Dataset entries:
:::

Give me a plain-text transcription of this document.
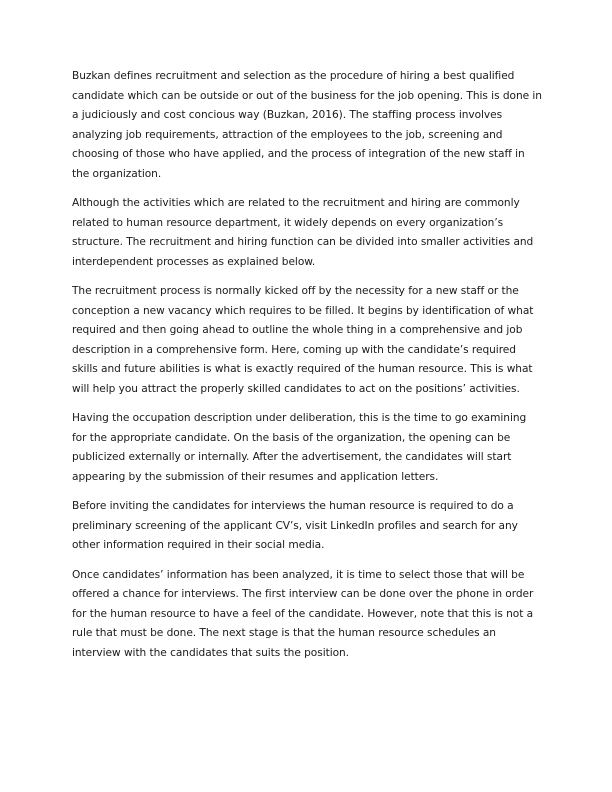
Buzkan defines recruitment and selection as the procedure of hiring a best qualified candidate which can be outside or out of the business for the job opening. This is done in a judiciously and cost concious way (Buzkan, 2016). The staffing process involves analyzing job requirements, attraction of the employees to the job, screening and choosing of those who have applied, and the process of integration of the new staff in the organization.

Although the activities which are related to the recruitment and hiring are commonly related to human resource department, it widely depends on every organization’s structure. The recruitment and hiring function can be divided into smaller activities and interdependent processes as explained below.

The recruitment process is normally kicked off by the necessity for a new staff or the conception a new vacancy which requires to be filled. It begins by identification of what required and then going ahead to outline the whole thing in a comprehensive and job description in a comprehensive form. Here, coming up with the candidate’s required skills and future abilities is what is exactly required of the human resource. This is what will help you attract the properly skilled candidates to act on the positions’ activities.

Having the occupation description under deliberation, this is the time to go examining for the appropriate candidate. On the basis of the organization, the opening can be publicized externally or internally. After the advertisement, the candidates will start appearing by the submission of their resumes and application letters.

Before inviting the candidates for interviews the human resource is required to do a preliminary screening of the applicant CV’s, visit LinkedIn profiles and search for any other information required in their social media.

Once candidates’ information has been analyzed, it is time to select those that will be offered a chance for interviews. The first interview can be done over the phone in order for the human resource to have a feel of the candidate. However, note that this is not a rule that must be done. The next stage is that the human resource schedules an interview with the candidates that suits the position.
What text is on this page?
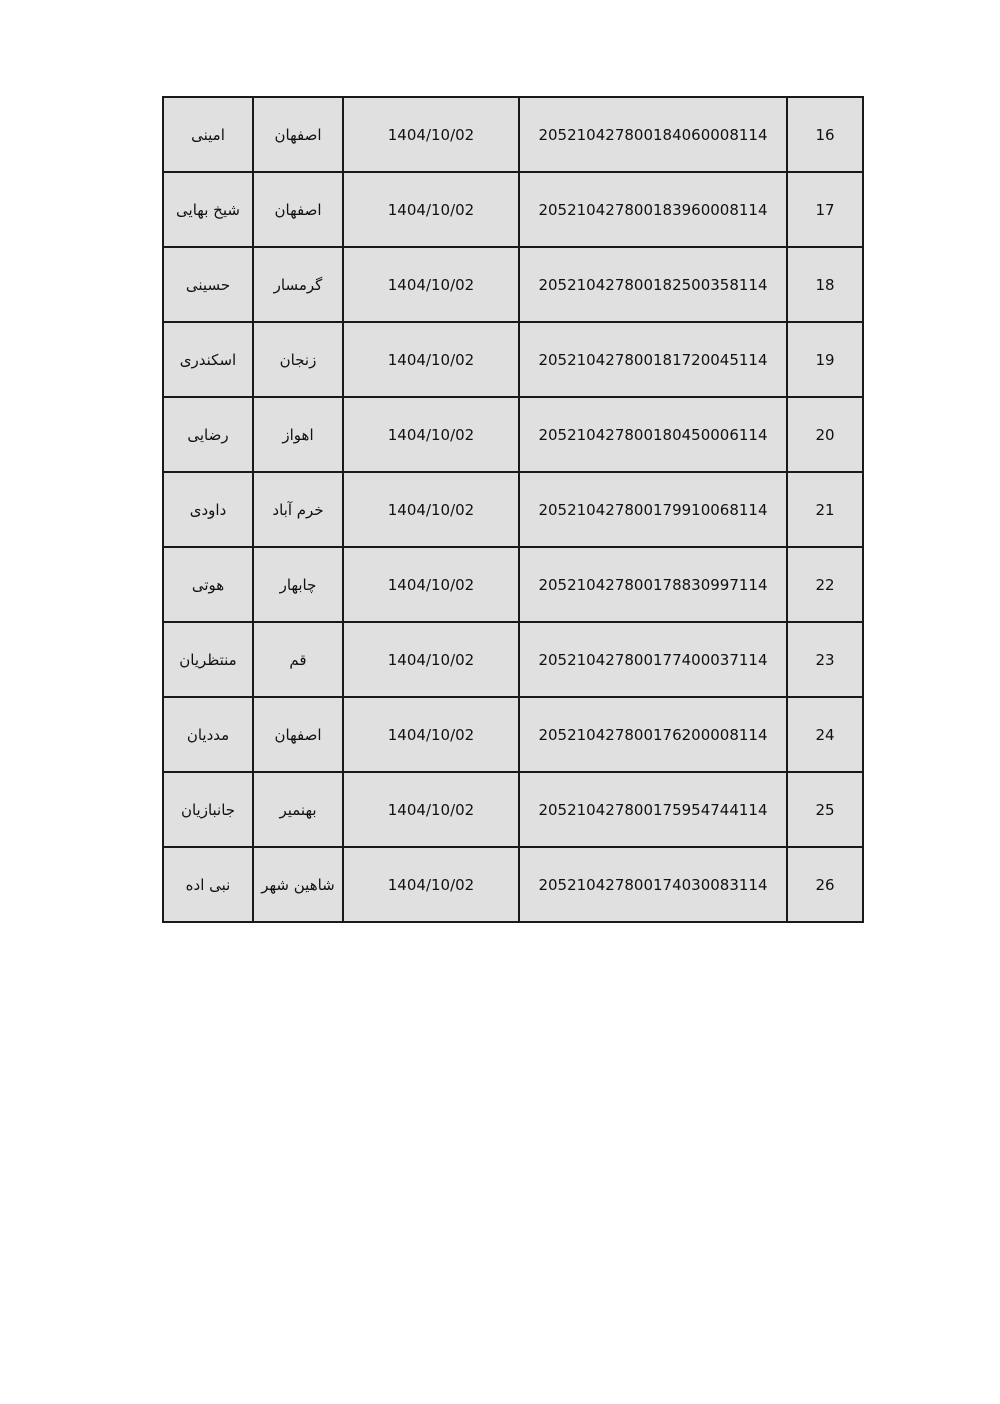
امینی	اصفهان	1404/10/02	205210427800184060008114	16
شیخ بهایی	اصفهان	1404/10/02	205210427800183960008114	17
حسینی	گرمسار	1404/10/02	205210427800182500358114	18
اسکندری	زنجان	1404/10/02	205210427800181720045114	19
رضایی	اهواز	1404/10/02	205210427800180450006114	20
داودی	خرم آباد	1404/10/02	205210427800179910068114	21
هوتی	چابهار	1404/10/02	205210427800178830997114	22
منتظریان	قم	1404/10/02	205210427800177400037114	23
مددیان	اصفهان	1404/10/02	205210427800176200008114	24
جانبازیان	بهنمیر	1404/10/02	205210427800175954744114	25
نبی اده	شاهین شهر	1404/10/02	205210427800174030083114	26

:::

Goal of the exercise:
Everything from the line with "What text is on this page?" through the end of the records above, and nothing else, is to be quoted exactly; please leave the pictures out.

Correct response:
What text is on this page?
امینی	اصفهان	1404/10/02	205210427800184060008114	16
شیخ بهایی	اصفهان	1404/10/02	205210427800183960008114	17
حسینی	گرمسار	1404/10/02	205210427800182500358114	18
اسکندری	زنجان	1404/10/02	205210427800181720045114	19
رضایی	اهواز	1404/10/02	205210427800180450006114	20
داودی	خرم آباد	1404/10/02	205210427800179910068114	21
هوتی	چابهار	1404/10/02	205210427800178830997114	22
منتظریان	قم	1404/10/02	205210427800177400037114	23
مددیان	اصفهان	1404/10/02	205210427800176200008114	24
جانبازیان	بهنمیر	1404/10/02	205210427800175954744114	25
نبی اده	شاهین شهر	1404/10/02	205210427800174030083114	26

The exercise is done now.